Document segment

▼

I'm not one to go slagging people off, although having had previous clients of Paul come to me, my car certainly wouldn't be detailed by him if I had the choice.

However, Paul at Shine On would definately be worth contacting.


----------



## wrx man (Apr 18, 2008)

I think you are him. You have come on here to drum up some interest in his name to rekindle the fact that he is flogging really expensive wax.

Ok, im a bit of a cynic (SP)

:lol:


----------



## derekmilligan (Jan 3, 2009)

Hi All, 

I'm a member of different forums and wouldnt like a public slagging match to happen on any of them, hence why PM's were introduced. 

Not the place to air dirty laundry. Just need to get an idea of the guy. He tells me he flies all over the world detailing cars for kings and princes of different countries. Is this the case? Is he that high up in the industry? 

Derek


----------



## Serious (Mar 19, 2008)

I'm Paul and so is my wife!


----------



## derekmilligan (Jan 3, 2009)

Nope, I am not him, the guy himself will confirm. You all no doubtably have his number. If you say my name he will cringe. Probably run a mile. Hence registering under my own name and not an alias.

WRX MAN, yes you are a cynic

Derek



wrx man said:


> I think you are him. You have come on here to drum up some interest in his name to rekindle the fact that he is flogging really expensive wax.
> 
> Ok, im a bit of a cynic (SP)
> 
> :lol:


----------



## dominic84 (Jan 27, 2007)

> Hi All,
> 
> I'm a member of different forums and wouldnt like a public slagging match to happen on any of them, hence why PM's were introduced.
> 
> ...


The problem is mentioning his name on here always opens up the inevitable can of worms and provokes certain bad feeling which involves an incident which led to him being banned from this forum (not related to his professional work by the way). So you may be better to ask to speak to his previous clients and or browse his website to view press articles etc if you are trying to get feedback on what his service is like.


----------



## 182_Blue (Oct 25, 2005)

derekmilligan said:


> Nope, I am not him, the guy himself will confirm. You all no doubtably have his number. If you say my name he will cringe. Probably run a mile. Hence registering under my own name and not an alias.

▲

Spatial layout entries
▼

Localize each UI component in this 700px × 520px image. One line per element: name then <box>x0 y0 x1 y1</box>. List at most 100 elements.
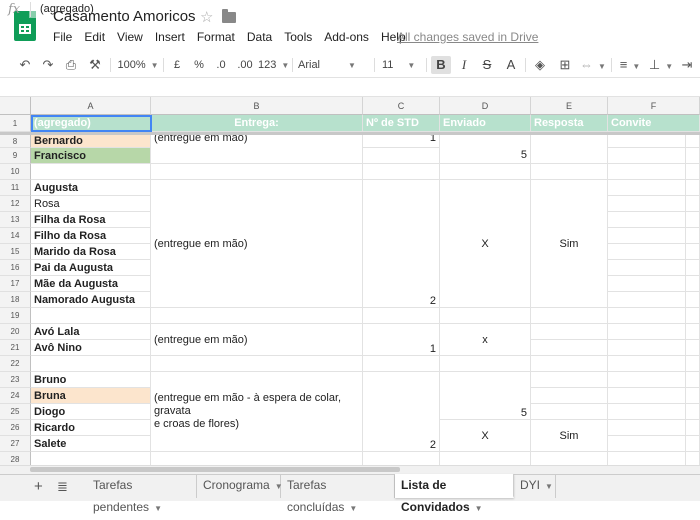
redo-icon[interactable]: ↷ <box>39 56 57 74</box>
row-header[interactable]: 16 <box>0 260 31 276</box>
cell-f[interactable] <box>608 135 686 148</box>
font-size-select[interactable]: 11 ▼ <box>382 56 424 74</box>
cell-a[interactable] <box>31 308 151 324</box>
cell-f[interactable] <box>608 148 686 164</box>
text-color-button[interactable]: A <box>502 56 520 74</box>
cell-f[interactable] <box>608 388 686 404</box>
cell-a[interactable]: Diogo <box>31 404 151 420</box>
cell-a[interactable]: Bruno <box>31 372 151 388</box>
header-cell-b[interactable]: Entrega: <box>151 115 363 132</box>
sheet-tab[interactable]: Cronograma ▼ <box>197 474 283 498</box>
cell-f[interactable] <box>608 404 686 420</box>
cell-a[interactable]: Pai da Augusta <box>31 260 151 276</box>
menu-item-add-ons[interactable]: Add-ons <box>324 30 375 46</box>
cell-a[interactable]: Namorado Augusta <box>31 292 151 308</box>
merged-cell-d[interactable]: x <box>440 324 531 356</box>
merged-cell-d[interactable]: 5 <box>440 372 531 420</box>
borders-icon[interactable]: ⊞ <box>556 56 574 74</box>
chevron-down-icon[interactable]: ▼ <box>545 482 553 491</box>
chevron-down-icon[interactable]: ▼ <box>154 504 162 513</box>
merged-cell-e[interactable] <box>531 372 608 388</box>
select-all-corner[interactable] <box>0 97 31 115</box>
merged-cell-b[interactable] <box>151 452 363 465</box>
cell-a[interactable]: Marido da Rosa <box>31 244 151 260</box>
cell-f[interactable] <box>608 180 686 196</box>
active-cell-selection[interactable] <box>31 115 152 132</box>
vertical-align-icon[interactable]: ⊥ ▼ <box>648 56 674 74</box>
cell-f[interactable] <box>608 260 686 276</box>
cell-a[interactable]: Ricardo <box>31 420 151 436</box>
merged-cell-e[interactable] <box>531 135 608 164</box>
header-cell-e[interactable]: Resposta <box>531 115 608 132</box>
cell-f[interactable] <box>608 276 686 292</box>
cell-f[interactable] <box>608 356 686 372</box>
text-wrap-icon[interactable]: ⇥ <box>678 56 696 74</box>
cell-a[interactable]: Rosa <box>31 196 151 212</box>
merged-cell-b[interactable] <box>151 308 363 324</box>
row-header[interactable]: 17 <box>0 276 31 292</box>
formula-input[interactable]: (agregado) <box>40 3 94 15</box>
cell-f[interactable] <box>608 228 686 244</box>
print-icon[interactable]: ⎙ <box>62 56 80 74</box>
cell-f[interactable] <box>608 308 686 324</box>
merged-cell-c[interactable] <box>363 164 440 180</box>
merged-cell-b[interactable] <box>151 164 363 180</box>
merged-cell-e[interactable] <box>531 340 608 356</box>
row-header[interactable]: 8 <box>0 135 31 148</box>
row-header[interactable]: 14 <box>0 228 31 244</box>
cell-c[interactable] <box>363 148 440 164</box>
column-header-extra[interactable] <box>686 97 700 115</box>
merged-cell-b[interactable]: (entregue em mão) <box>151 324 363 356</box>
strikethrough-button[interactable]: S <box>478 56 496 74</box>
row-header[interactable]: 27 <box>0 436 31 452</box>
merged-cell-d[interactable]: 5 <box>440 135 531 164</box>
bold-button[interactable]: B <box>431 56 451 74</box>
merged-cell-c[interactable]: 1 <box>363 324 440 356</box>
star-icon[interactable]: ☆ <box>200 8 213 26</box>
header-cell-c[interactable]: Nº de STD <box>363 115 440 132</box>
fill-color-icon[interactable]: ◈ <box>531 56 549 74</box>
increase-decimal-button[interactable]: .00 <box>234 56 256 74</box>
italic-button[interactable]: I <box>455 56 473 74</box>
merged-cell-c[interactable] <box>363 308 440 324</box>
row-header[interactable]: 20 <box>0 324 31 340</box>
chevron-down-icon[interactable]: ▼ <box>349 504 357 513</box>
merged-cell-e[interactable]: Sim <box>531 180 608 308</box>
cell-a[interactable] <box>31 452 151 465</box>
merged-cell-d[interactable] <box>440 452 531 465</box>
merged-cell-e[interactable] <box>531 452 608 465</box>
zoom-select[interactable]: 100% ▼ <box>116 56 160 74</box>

▲

Required actions
(1) Please rewrite the paragraph in the forum thread that begins "The problem is mentioning his name on here" as a short list, keeping its main facts.
(2) Retype the part of the forum thread starting at "The problem is" and ending at "(Oct 25, 2005)".
(3) In the forum thread, what does derekmilligan say the detailer claims to do around the world?

Responses per task
(1)
- Mentioning his name on the forum always opens a can of worms and stirs up bad feeling.
- That feeling stems from an incident that got him banned from the forum, unrelated to his professional work.
- To get feedback on his service, it may be better to speak to his previous clients and/or browse his website for press articles.

(2)
The problem is mentioning his name on here always opens up the inevitable can of worms and provokes certain bad feeling which involves an incident which led to him being banned from this forum (not related to his professional work by the way). So you may be better to ask to speak to his previous clients and or browse his website to view press articles etc if you are trying to get feedback on what his service is like.


----------



## 182_Blue (Oct 25, 2005)

(3) He says he flies all over the world detailing cars for kings and princes of different countries.